» GIVEN EXERCISE
Select every line holding the word "caption" and copy it.

» DATA ROWS
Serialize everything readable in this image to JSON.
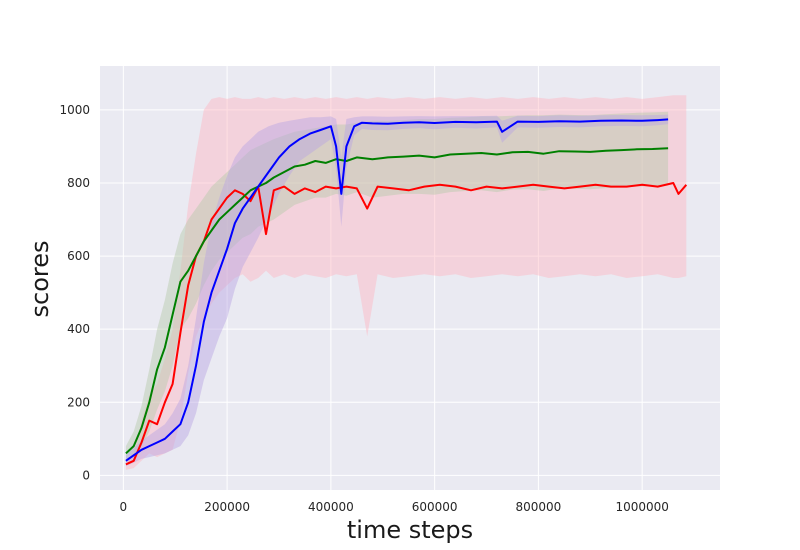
{
  "chart_data": {
    "type": "line",
    "title": "",
    "xlabel": "time steps",
    "ylabel": "scores",
    "xlim": [
      -45000,
      1150000
    ],
    "ylim": [
      -40,
      1120
    ],
    "xticks": [
      0,
      200000,
      400000,
      600000,
      800000,
      1000000
    ],
    "xtick_labels": [
      "0",
      "200000",
      "400000",
      "600000",
      "800000",
      "1000000"
    ],
    "yticks": [
      0,
      200,
      400,
      600,
      800,
      1000
    ],
    "ytick_labels": [
      "0",
      "200",
      "400",
      "600",
      "800",
      "1000"
    ],
    "grid": true,
    "legend": "none",
    "background": "#eaeaf2",
    "series": [
      {
        "color": "#ff0000",
        "band_color": "#ffb6c1",
        "x": [
          5000,
          20000,
          35000,
          50000,
          65000,
          80000,
          95000,
          110000,
          125000,
          140000,
          155000,
          170000,
          185000,
          200000,
          215000,
          230000,
          245000,
          260000,
          275000,
          290000,
          310000,
          330000,
          350000,
          370000,
          390000,
          410000,
          430000,
          450000,
          470000,
          490000,
          520000,
          550000,
          580000,
          610000,
          640000,
          670000,
          700000,
          730000,
          760000,
          790000,
          820000,
          850000,
          880000,
          910000,
          940000,
          970000,
          1000000,
          1030000,
          1060000,
          1070000,
          1085000
        ],
        "y": [
          30,
          40,
          90,
          150,
          140,
          200,
          250,
          390,
          520,
          600,
          640,
          700,
          730,
          760,
          780,
          770,
          750,
          790,
          660,
          780,
          790,
          770,
          785,
          775,
          790,
          785,
          790,
          785,
          730,
          790,
          785,
          780,
          790,
          795,
          790,
          780,
          790,
          785,
          790,
          795,
          790,
          785,
          790,
          795,
          790,
          790,
          795,
          790,
          800,
          770,
          795
        ],
        "upper": [
          40,
          60,
          150,
          220,
          250,
          320,
          400,
          560,
          740,
          880,
          1000,
          1030,
          1035,
          1030,
          1035,
          1030,
          1030,
          1035,
          1030,
          1035,
          1030,
          1035,
          1030,
          1035,
          1030,
          1035,
          1030,
          1035,
          1030,
          1035,
          1030,
          1035,
          1030,
          1035,
          1030,
          1035,
          1030,
          1035,
          1030,
          1035,
          1030,
          1035,
          1030,
          1035,
          1030,
          1035,
          1030,
          1035,
          1040,
          1040,
          1040
        ],
        "lower": [
          15,
          20,
          40,
          60,
          50,
          60,
          70,
          150,
          280,
          380,
          430,
          470,
          500,
          520,
          540,
          550,
          530,
          540,
          560,
          540,
          550,
          540,
          550,
          545,
          540,
          550,
          545,
          550,
          380,
          550,
          540,
          545,
          550,
          545,
          550,
          540,
          545,
          550,
          545,
          550,
          540,
          545,
          550,
          545,
          550,
          540,
          545,
          550,
          540,
          540,
          545
        ]
      },
      {
        "color": "#008000",
        "band_color": "#b5c9a8",
        "x": [
          5000,
          20000,
          35000,
          50000,
          65000,
          80000,
          95000,
          110000,
          125000,
          140000,
          155000,
          170000,
          185000,
          200000,
          215000,
          230000,
          245000,
          260000,
          275000,
          290000,
          310000,
          330000,
          350000,
          370000,
          390000,
          410000,
          430000,
          450000,
          480000,
          510000,
          540000,
          570000,
          600000,
          630000,
          660000,
          690000,
          720000,
          750000,
          780000,
          810000,
          840000,
          870000,
          900000,
          930000,
          960000,
          990000,
          1020000,
          1050000
        ],
        "y": [
          60,
          80,
          130,
          200,
          290,
          350,
          440,
          530,
          560,
          600,
          640,
          670,
          700,
          720,
          740,
          760,
          780,
          790,
          800,
          815,
          830,
          845,
          850,
          860,
          855,
          865,
          860,
          870,
          865,
          870,
          872,
          875,
          870,
          878,
          880,
          882,
          878,
          884,
          885,
          880,
          887,
          886,
          885,
          888,
          890,
          892,
          893,
          895
        ],
        "upper": [
          80,
          120,
          190,
          290,
          400,
          480,
          580,
          660,
          700,
          730,
          760,
          790,
          810,
          830,
          850,
          870,
          890,
          900,
          910,
          920,
          930,
          940,
          945,
          950,
          955,
          960,
          960,
          965,
          970,
          970,
          972,
          975,
          975,
          978,
          980,
          982,
          982,
          984,
          985,
          985,
          987,
          986,
          985,
          988,
          990,
          992,
          993,
          995
        ],
        "lower": [
          40,
          50,
          80,
          120,
          180,
          230,
          300,
          400,
          430,
          470,
          520,
          560,
          590,
          610,
          630,
          650,
          660,
          680,
          690,
          700,
          720,
          740,
          750,
          760,
          760,
          770,
          765,
          775,
          760,
          765,
          770,
          770,
          768,
          775,
          778,
          780,
          775,
          782,
          783,
          778,
          785,
          784,
          783,
          786,
          788,
          790,
          791,
          793
        ]
      },
      {
        "color": "#0000ff",
        "band_color": "#b9a3e3",
        "x": [
          5000,
          20000,
          35000,
          50000,
          65000,
          80000,
          95000,
          110000,
          125000,
          140000,
          155000,
          170000,
          185000,
          200000,
          215000,
          230000,
          245000,
          260000,
          280000,
          300000,
          320000,
          340000,
          360000,
          380000,
          400000,
          410000,
          420000,
          430000,
          445000,
          460000,
          480000,
          510000,
          540000,
          570000,
          600000,
          640000,
          680000,
          720000,
          730000,
          760000,
          800000,
          840000,
          880000,
          920000,
          960000,
          1000000,
          1030000,
          1050000
        ],
        "y": [
          40,
          55,
          70,
          80,
          90,
          100,
          120,
          140,
          200,
          300,
          420,
          500,
          560,
          620,
          690,
          730,
          760,
          790,
          830,
          870,
          900,
          920,
          935,
          945,
          955,
          900,
          770,
          900,
          955,
          965,
          963,
          962,
          965,
          966,
          964,
          967,
          966,
          968,
          940,
          968,
          967,
          969,
          968,
          970,
          971,
          970,
          972,
          974
        ],
        "upper": [
          55,
          75,
          95,
          110,
          125,
          140,
          170,
          210,
          300,
          430,
          580,
          690,
          760,
          820,
          870,
          900,
          920,
          940,
          955,
          965,
          970,
          975,
          980,
          980,
          982,
          975,
          870,
          975,
          980,
          982,
          982,
          981,
          982,
          983,
          982,
          983,
          983,
          984,
          970,
          984,
          983,
          985,
          984,
          985,
          986,
          985,
          986,
          987
        ],
        "lower": [
          25,
          35,
          45,
          50,
          55,
          60,
          70,
          80,
          110,
          170,
          260,
          320,
          380,
          430,
          510,
          570,
          610,
          650,
          710,
          770,
          820,
          860,
          880,
          900,
          920,
          840,
          680,
          840,
          930,
          948,
          945,
          944,
          948,
          950,
          947,
          951,
          949,
          952,
          910,
          952,
          951,
          953,
          952,
          955,
          956,
          955,
          958,
          961
        ]
      }
    ]
  }
}
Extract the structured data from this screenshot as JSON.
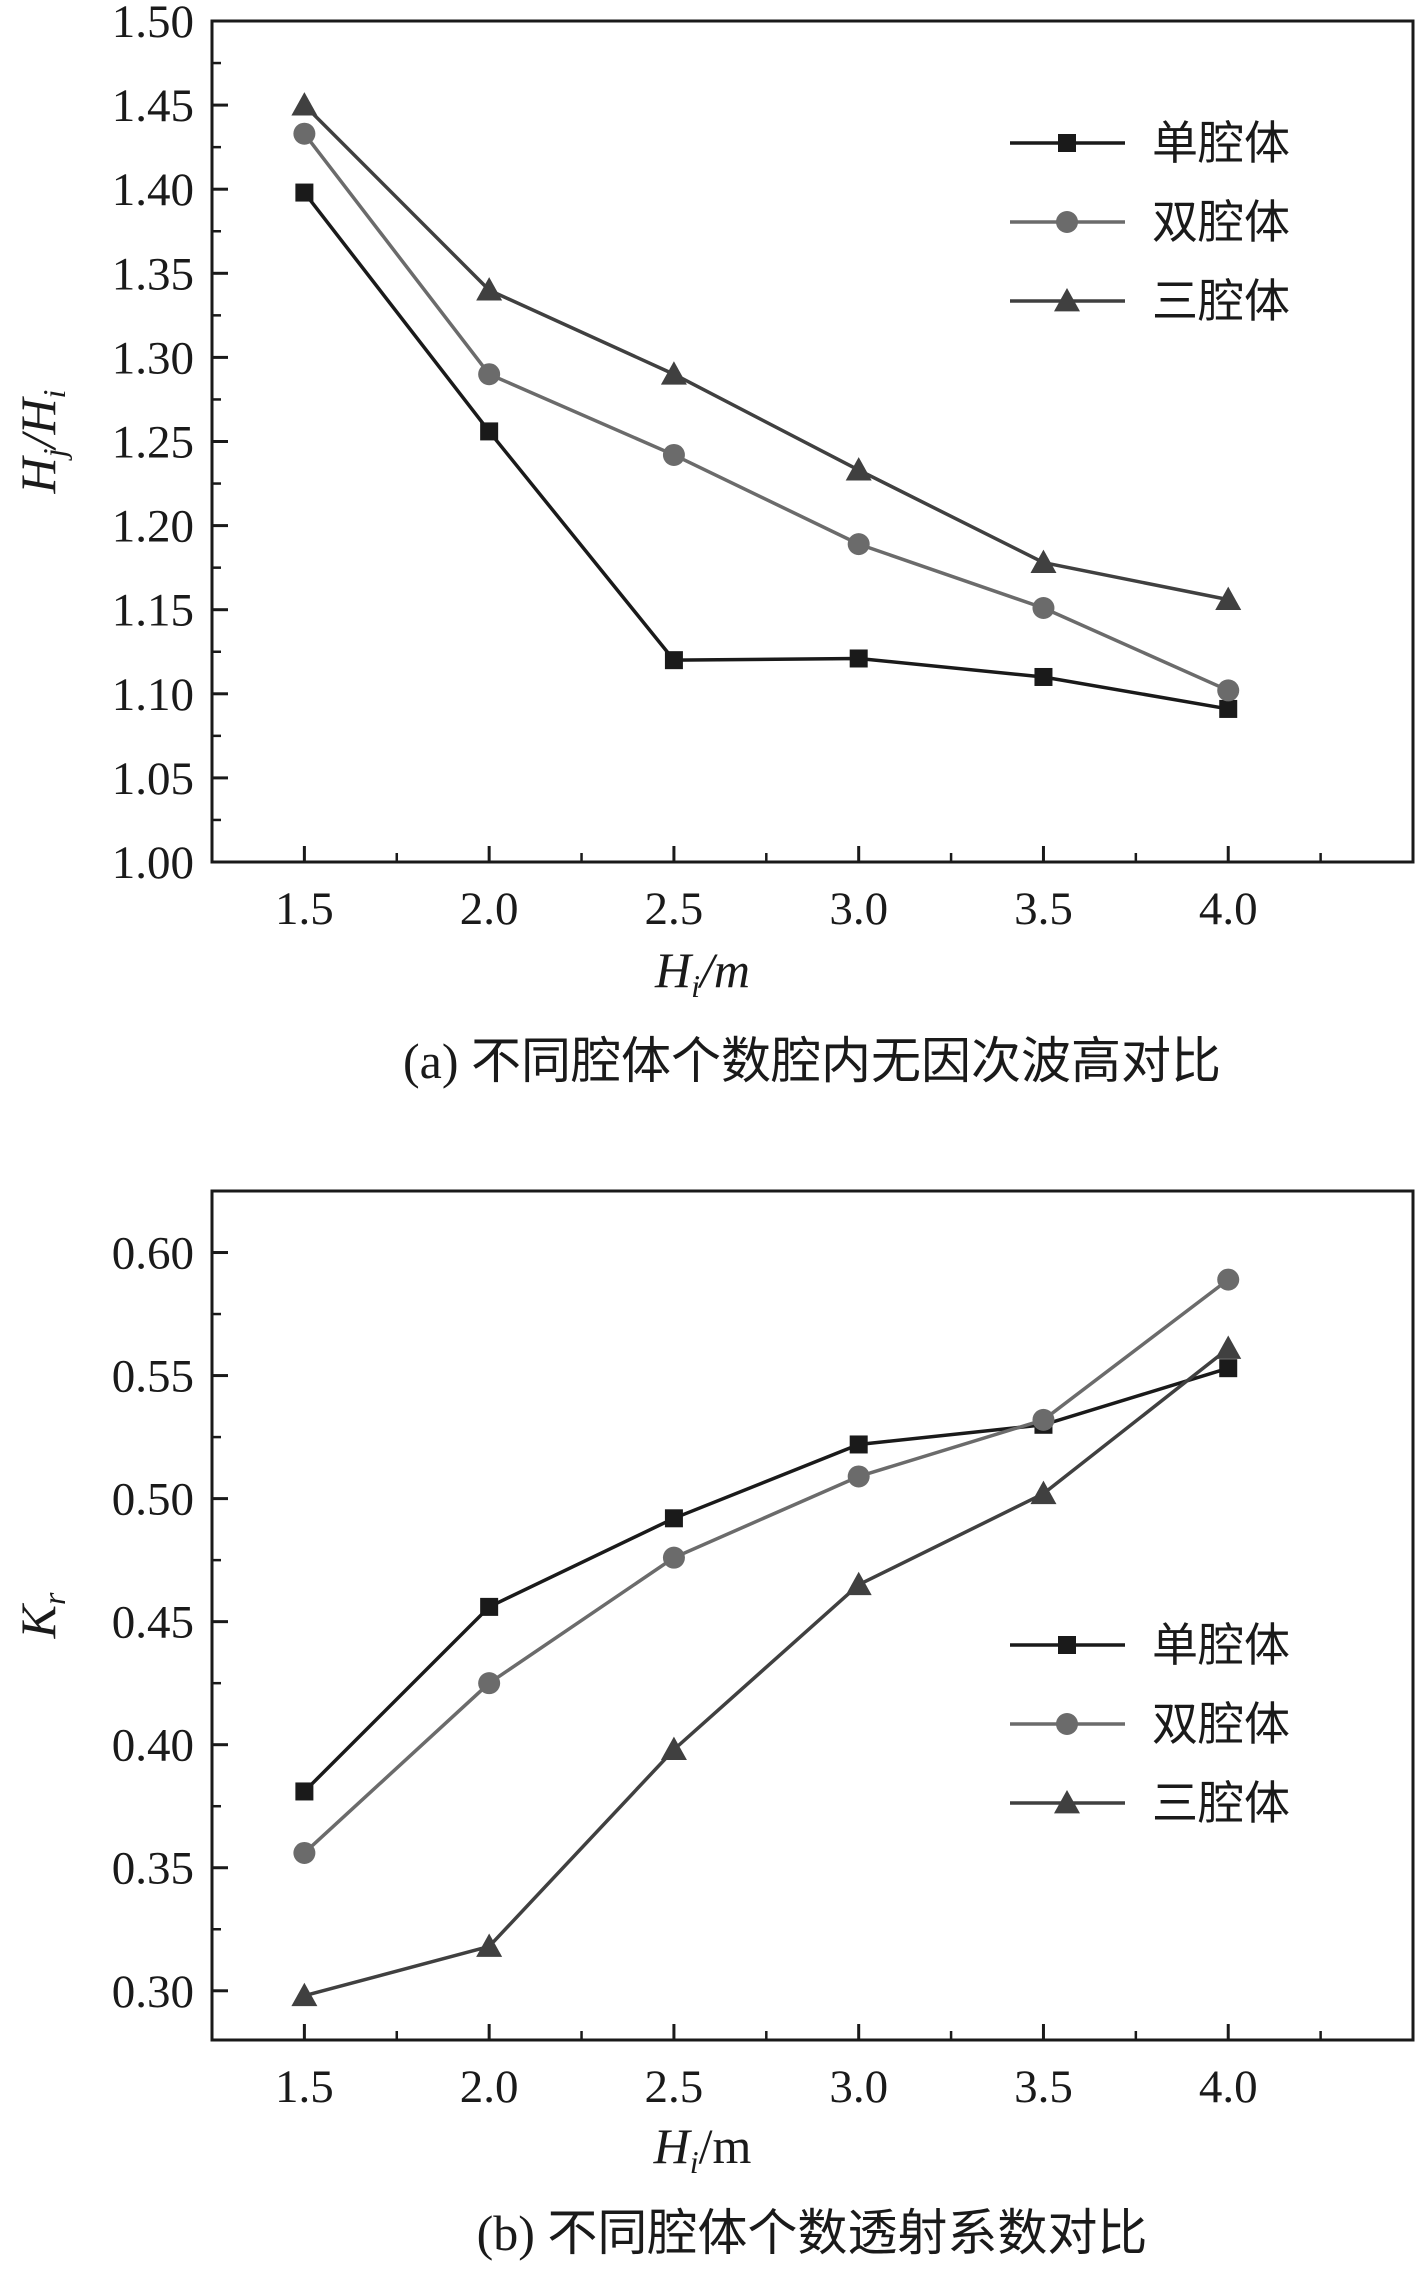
{
  "chart_data": [
    {
      "type": "line",
      "caption": "(a) 不同腔体个数腔内无因次波高对比",
      "xlabel": {
        "main": "H",
        "sub": "i",
        "suffix": "/m"
      },
      "ylabel": {
        "main1": "H",
        "sub1": "j",
        "mid": "/H",
        "sub2": "i"
      },
      "xlim": [
        1.25,
        4.5
      ],
      "ylim": [
        1.0,
        1.5
      ],
      "x": [
        1.5,
        2.0,
        2.5,
        3.0,
        3.5,
        4.0
      ],
      "x_ticks": [
        "1.5",
        "2.0",
        "2.5",
        "3.0",
        "3.5",
        "4.0"
      ],
      "y_ticks": [
        {
          "v": 1.0,
          "label": "1.00"
        },
        {
          "v": 1.05,
          "label": "1.05"
        },
        {
          "v": 1.1,
          "label": "1.10"
        },
        {
          "v": 1.15,
          "label": "1.15"
        },
        {
          "v": 1.2,
          "label": "1.20"
        },
        {
          "v": 1.25,
          "label": "1.25"
        },
        {
          "v": 1.3,
          "label": "1.30"
        },
        {
          "v": 1.35,
          "label": "1.35"
        },
        {
          "v": 1.4,
          "label": "1.40"
        },
        {
          "v": 1.45,
          "label": "1.45"
        },
        {
          "v": 1.5,
          "label": "1.50"
        }
      ],
      "grid": false,
      "legend_position": "top-right",
      "series": [
        {
          "name": "单腔体",
          "marker": "square",
          "color": "#1a1a1a",
          "values": [
            1.398,
            1.256,
            1.12,
            1.121,
            1.11,
            1.091
          ]
        },
        {
          "name": "双腔体",
          "marker": "circle",
          "color": "#6b6b6b",
          "values": [
            1.433,
            1.29,
            1.242,
            1.189,
            1.151,
            1.102
          ]
        },
        {
          "name": "三腔体",
          "marker": "triangle",
          "color": "#404040",
          "values": [
            1.45,
            1.34,
            1.29,
            1.233,
            1.178,
            1.156
          ]
        }
      ]
    },
    {
      "type": "line",
      "caption": "(b) 不同腔体个数透射系数对比",
      "xlabel": {
        "main": "H",
        "sub": "i",
        "suffix": "/m"
      },
      "ylabel": {
        "main": "K",
        "sub": "r"
      },
      "xlim": [
        1.25,
        4.5
      ],
      "ylim": [
        0.28,
        0.625
      ],
      "x": [
        1.5,
        2.0,
        2.5,
        3.0,
        3.5,
        4.0
      ],
      "x_ticks": [
        "1.5",
        "2.0",
        "2.5",
        "3.0",
        "3.5",
        "4.0"
      ],
      "y_ticks": [
        {
          "v": 0.3,
          "label": "0.30"
        },
        {
          "v": 0.35,
          "label": "0.35"
        },
        {
          "v": 0.4,
          "label": "0.40"
        },
        {
          "v": 0.45,
          "label": "0.45"
        },
        {
          "v": 0.5,
          "label": "0.50"
        },
        {
          "v": 0.55,
          "label": "0.55"
        },
        {
          "v": 0.6,
          "label": "0.60"
        }
      ],
      "grid": false,
      "legend_position": "right",
      "series": [
        {
          "name": "单腔体",
          "marker": "square",
          "color": "#1a1a1a",
          "values": [
            0.381,
            0.456,
            0.492,
            0.522,
            0.53,
            0.553
          ]
        },
        {
          "name": "双腔体",
          "marker": "circle",
          "color": "#6b6b6b",
          "values": [
            0.356,
            0.425,
            0.476,
            0.509,
            0.532,
            0.589
          ]
        },
        {
          "name": "三腔体",
          "marker": "triangle",
          "color": "#404040",
          "values": [
            0.298,
            0.318,
            0.398,
            0.465,
            0.502,
            0.561
          ]
        }
      ]
    }
  ]
}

» RESPONSE BELOW
      "caption": "(a) 不同腔体个数腔内无因次波高对比",
      "caption": "(b) 不同腔体个数透射系数对比",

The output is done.